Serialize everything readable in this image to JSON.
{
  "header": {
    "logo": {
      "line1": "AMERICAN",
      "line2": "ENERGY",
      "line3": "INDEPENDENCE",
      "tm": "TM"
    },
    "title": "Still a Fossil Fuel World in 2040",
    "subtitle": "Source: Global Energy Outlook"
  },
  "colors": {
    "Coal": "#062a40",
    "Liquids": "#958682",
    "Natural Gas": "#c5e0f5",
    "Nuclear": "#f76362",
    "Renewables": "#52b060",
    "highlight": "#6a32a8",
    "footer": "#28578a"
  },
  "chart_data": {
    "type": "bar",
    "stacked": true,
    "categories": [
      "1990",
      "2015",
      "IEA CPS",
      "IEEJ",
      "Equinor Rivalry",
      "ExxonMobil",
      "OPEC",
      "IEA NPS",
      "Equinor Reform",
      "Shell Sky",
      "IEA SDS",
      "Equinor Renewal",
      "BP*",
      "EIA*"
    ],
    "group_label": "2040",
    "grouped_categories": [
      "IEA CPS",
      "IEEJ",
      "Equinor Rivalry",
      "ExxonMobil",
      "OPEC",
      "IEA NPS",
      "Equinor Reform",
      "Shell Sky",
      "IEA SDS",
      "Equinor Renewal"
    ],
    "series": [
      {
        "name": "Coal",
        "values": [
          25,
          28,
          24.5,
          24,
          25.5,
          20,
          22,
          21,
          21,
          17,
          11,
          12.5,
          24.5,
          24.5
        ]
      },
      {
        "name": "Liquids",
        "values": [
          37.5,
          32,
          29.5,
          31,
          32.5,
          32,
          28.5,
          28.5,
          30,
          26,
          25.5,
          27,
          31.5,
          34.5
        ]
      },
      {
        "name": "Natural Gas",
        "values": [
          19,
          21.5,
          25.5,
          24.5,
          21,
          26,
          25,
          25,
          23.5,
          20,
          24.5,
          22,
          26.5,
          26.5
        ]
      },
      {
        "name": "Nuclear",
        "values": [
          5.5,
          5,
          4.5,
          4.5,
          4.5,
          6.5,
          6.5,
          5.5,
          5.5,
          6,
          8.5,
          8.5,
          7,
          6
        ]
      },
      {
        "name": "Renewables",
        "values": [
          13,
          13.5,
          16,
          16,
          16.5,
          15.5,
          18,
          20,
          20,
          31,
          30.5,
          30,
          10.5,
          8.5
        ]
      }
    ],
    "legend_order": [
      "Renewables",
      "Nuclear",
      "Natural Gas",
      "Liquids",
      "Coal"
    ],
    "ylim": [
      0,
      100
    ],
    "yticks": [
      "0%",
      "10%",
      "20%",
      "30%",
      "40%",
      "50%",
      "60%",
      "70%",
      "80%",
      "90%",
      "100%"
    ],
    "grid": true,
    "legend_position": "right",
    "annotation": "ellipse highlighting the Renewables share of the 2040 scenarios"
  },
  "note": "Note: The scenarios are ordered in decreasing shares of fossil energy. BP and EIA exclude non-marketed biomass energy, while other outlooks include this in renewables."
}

> _Stated task_:
Write out each line of the data that holds the string "name".

> _Solution to this exercise_:
        "name": "Coal",
        "name": "Liquids",
        "name": "Natural Gas",
        "name": "Nuclear",
        "name": "Renewables",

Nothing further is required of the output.